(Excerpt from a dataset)
Begin

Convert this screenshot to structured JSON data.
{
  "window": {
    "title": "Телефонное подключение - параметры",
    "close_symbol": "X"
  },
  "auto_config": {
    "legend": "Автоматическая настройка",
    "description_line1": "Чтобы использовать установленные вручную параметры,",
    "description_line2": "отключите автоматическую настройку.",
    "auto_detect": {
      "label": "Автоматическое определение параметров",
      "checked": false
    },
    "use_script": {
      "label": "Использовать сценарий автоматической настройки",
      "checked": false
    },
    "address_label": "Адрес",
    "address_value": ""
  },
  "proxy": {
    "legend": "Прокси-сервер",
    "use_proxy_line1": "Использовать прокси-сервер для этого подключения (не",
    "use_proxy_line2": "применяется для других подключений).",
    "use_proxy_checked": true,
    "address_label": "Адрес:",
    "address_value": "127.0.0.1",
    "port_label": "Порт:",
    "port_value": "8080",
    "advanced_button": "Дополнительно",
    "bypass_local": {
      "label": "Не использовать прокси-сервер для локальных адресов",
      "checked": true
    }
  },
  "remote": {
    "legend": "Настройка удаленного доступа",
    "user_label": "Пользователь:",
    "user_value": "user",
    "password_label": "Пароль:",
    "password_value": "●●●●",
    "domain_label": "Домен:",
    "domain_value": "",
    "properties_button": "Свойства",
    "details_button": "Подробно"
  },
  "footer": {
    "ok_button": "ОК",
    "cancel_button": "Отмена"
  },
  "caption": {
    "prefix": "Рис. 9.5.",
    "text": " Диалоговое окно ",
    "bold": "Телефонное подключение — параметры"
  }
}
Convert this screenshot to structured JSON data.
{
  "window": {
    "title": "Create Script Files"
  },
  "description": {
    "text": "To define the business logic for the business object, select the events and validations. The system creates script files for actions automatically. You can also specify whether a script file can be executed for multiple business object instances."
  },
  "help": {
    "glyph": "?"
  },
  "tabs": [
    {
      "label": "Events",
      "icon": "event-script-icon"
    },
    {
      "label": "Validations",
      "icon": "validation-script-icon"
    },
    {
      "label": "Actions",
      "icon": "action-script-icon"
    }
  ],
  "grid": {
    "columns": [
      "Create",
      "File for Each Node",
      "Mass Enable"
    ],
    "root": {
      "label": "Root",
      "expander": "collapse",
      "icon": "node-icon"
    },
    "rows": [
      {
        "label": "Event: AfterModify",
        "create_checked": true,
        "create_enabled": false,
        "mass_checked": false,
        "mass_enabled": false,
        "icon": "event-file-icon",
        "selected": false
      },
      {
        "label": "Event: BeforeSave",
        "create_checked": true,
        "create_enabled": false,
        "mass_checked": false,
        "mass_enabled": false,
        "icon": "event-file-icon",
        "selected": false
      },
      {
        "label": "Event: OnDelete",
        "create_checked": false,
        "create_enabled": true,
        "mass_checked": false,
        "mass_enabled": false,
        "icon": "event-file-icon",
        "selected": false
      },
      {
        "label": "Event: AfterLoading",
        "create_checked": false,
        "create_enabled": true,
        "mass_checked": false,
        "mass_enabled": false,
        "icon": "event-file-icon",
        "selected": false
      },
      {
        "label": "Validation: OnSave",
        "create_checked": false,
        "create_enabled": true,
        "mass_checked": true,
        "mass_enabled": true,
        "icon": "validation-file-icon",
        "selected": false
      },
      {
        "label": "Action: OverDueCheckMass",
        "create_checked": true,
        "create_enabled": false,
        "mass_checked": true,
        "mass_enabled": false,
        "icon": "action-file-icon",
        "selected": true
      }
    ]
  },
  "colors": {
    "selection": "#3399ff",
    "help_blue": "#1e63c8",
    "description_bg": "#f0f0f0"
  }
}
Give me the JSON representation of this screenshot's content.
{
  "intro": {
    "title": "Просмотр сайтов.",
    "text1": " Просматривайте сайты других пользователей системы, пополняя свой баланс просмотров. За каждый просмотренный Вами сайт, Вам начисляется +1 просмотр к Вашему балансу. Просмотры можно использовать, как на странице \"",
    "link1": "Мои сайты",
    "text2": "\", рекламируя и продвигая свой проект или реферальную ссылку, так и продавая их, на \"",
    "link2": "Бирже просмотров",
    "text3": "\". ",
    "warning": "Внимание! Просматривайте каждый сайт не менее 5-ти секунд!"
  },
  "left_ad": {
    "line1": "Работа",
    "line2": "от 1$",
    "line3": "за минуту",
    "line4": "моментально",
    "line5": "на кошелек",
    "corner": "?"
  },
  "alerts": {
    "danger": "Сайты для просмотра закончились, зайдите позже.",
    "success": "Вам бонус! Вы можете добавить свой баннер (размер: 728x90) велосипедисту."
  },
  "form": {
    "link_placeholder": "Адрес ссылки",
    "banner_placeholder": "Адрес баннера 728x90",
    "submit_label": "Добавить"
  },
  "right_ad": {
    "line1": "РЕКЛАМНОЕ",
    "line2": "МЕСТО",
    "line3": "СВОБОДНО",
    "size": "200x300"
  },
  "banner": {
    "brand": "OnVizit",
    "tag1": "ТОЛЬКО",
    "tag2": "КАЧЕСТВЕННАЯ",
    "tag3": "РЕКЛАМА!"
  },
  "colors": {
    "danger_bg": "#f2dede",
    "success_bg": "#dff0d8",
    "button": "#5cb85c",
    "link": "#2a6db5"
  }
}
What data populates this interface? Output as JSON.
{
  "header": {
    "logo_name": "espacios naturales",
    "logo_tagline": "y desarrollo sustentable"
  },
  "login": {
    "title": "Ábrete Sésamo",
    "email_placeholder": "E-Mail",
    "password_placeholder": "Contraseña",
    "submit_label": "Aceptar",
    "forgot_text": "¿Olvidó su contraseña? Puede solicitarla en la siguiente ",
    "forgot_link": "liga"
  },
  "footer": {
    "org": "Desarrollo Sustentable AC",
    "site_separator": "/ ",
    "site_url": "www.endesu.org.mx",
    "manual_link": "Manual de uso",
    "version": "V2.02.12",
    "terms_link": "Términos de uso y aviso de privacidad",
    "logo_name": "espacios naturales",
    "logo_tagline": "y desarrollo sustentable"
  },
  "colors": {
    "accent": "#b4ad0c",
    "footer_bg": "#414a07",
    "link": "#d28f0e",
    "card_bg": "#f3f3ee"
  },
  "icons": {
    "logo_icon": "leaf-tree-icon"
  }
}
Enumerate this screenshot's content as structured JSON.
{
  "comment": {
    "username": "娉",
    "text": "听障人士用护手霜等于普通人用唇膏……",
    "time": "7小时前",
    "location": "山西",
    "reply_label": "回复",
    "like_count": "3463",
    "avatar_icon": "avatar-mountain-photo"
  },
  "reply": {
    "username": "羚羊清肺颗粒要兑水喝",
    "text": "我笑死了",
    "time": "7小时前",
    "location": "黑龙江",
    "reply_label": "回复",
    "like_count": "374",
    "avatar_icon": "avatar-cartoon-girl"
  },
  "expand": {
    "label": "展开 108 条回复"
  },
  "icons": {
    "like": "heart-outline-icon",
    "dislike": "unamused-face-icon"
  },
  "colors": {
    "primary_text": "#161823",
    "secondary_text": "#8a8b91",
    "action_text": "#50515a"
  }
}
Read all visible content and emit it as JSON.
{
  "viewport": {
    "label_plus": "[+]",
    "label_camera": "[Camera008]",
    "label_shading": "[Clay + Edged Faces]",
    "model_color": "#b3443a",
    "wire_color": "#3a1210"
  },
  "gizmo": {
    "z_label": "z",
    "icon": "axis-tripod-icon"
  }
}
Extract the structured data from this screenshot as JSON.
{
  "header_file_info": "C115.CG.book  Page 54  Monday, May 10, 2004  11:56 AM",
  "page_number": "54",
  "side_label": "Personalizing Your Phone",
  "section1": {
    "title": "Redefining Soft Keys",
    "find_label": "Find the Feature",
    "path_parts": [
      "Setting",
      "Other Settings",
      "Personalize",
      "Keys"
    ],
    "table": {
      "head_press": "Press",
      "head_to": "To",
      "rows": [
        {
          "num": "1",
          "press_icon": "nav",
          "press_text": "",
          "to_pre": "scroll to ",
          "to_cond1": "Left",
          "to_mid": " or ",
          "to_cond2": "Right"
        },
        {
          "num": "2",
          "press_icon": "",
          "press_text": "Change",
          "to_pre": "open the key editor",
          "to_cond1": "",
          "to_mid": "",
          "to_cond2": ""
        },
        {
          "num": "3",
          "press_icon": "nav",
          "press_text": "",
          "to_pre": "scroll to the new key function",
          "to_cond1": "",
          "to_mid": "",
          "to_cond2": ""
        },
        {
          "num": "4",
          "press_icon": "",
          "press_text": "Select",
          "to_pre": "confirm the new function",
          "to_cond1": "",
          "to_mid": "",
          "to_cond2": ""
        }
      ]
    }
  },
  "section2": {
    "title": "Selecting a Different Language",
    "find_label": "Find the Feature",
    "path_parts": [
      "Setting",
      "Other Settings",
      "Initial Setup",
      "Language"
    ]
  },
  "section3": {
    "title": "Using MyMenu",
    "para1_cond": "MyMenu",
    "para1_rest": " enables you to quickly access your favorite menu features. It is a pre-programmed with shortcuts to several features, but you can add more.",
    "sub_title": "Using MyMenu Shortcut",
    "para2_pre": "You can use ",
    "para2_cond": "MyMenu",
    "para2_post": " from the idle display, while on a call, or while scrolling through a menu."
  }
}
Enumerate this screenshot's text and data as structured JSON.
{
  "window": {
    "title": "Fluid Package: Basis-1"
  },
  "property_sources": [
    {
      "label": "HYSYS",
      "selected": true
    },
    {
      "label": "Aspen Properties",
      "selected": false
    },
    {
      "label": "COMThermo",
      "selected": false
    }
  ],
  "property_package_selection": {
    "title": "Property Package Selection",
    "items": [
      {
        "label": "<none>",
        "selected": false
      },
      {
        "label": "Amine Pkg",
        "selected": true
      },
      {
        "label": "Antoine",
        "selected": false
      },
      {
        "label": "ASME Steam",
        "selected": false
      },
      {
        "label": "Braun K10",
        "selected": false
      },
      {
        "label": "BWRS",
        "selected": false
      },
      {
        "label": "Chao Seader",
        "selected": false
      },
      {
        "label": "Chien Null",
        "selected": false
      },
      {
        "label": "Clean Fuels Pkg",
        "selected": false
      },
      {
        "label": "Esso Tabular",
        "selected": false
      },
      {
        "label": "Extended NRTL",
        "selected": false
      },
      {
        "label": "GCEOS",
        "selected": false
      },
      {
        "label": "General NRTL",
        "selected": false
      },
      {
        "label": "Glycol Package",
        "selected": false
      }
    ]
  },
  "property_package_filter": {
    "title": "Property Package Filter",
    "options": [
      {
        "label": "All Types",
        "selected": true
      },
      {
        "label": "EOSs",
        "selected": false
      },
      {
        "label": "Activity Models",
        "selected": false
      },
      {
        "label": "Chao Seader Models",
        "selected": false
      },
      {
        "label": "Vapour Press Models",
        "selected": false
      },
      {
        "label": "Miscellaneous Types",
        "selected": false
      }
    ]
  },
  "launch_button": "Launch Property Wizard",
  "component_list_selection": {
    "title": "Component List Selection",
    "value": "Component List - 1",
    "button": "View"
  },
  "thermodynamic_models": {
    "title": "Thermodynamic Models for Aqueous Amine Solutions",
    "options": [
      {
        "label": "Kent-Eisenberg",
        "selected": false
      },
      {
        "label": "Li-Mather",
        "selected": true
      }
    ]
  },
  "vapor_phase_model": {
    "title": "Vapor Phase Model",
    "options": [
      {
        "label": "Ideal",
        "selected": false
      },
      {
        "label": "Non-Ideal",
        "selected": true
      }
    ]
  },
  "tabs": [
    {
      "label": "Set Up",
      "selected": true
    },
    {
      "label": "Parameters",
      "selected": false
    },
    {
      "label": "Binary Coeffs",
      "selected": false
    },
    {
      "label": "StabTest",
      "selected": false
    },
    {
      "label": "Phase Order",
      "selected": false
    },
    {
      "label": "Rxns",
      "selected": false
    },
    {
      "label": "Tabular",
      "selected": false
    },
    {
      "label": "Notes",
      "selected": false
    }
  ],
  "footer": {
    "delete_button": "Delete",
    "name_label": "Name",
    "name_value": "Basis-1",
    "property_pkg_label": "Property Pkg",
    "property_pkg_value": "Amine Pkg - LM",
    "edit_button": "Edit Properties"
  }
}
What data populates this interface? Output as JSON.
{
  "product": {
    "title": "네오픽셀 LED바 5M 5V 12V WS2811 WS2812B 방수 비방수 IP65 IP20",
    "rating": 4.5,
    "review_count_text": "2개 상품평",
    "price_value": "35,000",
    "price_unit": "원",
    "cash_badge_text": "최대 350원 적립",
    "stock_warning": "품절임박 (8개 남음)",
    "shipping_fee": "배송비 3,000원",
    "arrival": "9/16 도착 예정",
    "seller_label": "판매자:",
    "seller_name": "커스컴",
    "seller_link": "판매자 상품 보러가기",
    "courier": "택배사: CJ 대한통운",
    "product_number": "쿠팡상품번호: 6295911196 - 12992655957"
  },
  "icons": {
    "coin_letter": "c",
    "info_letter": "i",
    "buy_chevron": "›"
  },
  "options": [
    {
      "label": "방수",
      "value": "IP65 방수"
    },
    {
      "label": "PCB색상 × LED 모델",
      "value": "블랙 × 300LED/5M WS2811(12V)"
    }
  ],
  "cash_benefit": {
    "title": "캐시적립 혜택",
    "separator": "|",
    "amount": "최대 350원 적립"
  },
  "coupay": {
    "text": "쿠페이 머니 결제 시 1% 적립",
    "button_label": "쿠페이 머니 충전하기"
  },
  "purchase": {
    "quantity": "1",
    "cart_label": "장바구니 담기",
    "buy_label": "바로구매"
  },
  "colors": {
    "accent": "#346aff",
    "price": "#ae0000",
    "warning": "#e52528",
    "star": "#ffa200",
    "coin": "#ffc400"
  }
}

End

- _Task to carry out_: Copy each line of the records that contains the word "Types".

- _Final result_:
        "label": "All Types",
        "label": "Miscellaneous Types",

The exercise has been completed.